-- start of TASK DATA --
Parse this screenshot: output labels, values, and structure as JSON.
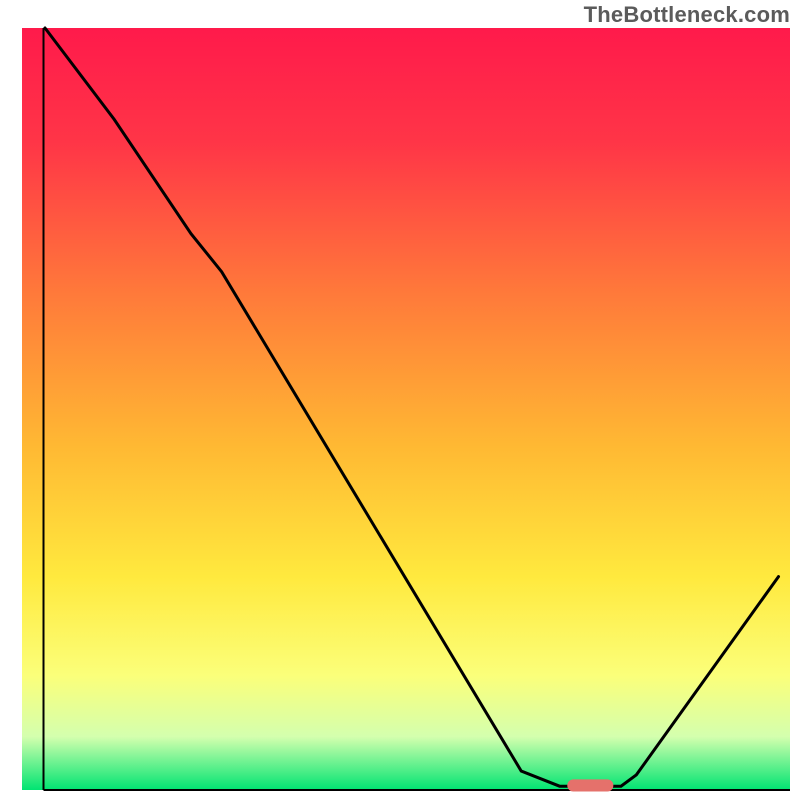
{
  "watermark": "TheBottleneck.com",
  "chart_data": {
    "type": "line",
    "title": "",
    "xlabel": "",
    "ylabel": "",
    "xlim": [
      0,
      100
    ],
    "ylim": [
      0,
      100
    ],
    "grid": false,
    "legend": false,
    "gradient_stops": [
      {
        "offset": 0.0,
        "color": "#ff1a4b"
      },
      {
        "offset": 0.15,
        "color": "#ff3547"
      },
      {
        "offset": 0.35,
        "color": "#ff7a3a"
      },
      {
        "offset": 0.55,
        "color": "#ffb933"
      },
      {
        "offset": 0.72,
        "color": "#ffe93e"
      },
      {
        "offset": 0.85,
        "color": "#fbff7a"
      },
      {
        "offset": 0.93,
        "color": "#d4ffae"
      },
      {
        "offset": 1.0,
        "color": "#00e472"
      }
    ],
    "series": [
      {
        "name": "bottleneck-curve",
        "color": "#000000",
        "x": [
          3.0,
          12.0,
          22.0,
          26.0,
          65.0,
          70.0,
          78.0,
          80.0,
          98.5
        ],
        "y": [
          100.0,
          88.0,
          73.0,
          68.0,
          2.5,
          0.5,
          0.5,
          2.0,
          28.0
        ]
      }
    ],
    "marker": {
      "name": "optimal-region",
      "shape": "rounded-rect",
      "color": "#e5716b",
      "x_center": 74.0,
      "y_center": 0.6,
      "width_pct": 6.0,
      "height_pct": 1.6
    },
    "axes": {
      "left": {
        "x": 2.8,
        "y0": 0,
        "y1": 100
      },
      "bottom": {
        "y": 0.0,
        "x0": 2.8,
        "x1": 100
      }
    }
  }
}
-- end of TASK DATA --
**AIM OF THE EXERCISE**
Extract every line of the data exactly; pictures stay out.

**ANSWER FOR THIS EXERCISE**
Parse this screenshot: output labels, values, and structure as JSON.
{
  "watermark": "TheBottleneck.com",
  "chart_data": {
    "type": "line",
    "title": "",
    "xlabel": "",
    "ylabel": "",
    "xlim": [
      0,
      100
    ],
    "ylim": [
      0,
      100
    ],
    "grid": false,
    "legend": false,
    "gradient_stops": [
      {
        "offset": 0.0,
        "color": "#ff1a4b"
      },
      {
        "offset": 0.15,
        "color": "#ff3547"
      },
      {
        "offset": 0.35,
        "color": "#ff7a3a"
      },
      {
        "offset": 0.55,
        "color": "#ffb933"
      },
      {
        "offset": 0.72,
        "color": "#ffe93e"
      },
      {
        "offset": 0.85,
        "color": "#fbff7a"
      },
      {
        "offset": 0.93,
        "color": "#d4ffae"
      },
      {
        "offset": 1.0,
        "color": "#00e472"
      }
    ],
    "series": [
      {
        "name": "bottleneck-curve",
        "color": "#000000",
        "x": [
          3.0,
          12.0,
          22.0,
          26.0,
          65.0,
          70.0,
          78.0,
          80.0,
          98.5
        ],
        "y": [
          100.0,
          88.0,
          73.0,
          68.0,
          2.5,
          0.5,
          0.5,
          2.0,
          28.0
        ]
      }
    ],
    "marker": {
      "name": "optimal-region",
      "shape": "rounded-rect",
      "color": "#e5716b",
      "x_center": 74.0,
      "y_center": 0.6,
      "width_pct": 6.0,
      "height_pct": 1.6
    },
    "axes": {
      "left": {
        "x": 2.8,
        "y0": 0,
        "y1": 100
      },
      "bottom": {
        "y": 0.0,
        "x0": 2.8,
        "x1": 100
      }
    }
  }
}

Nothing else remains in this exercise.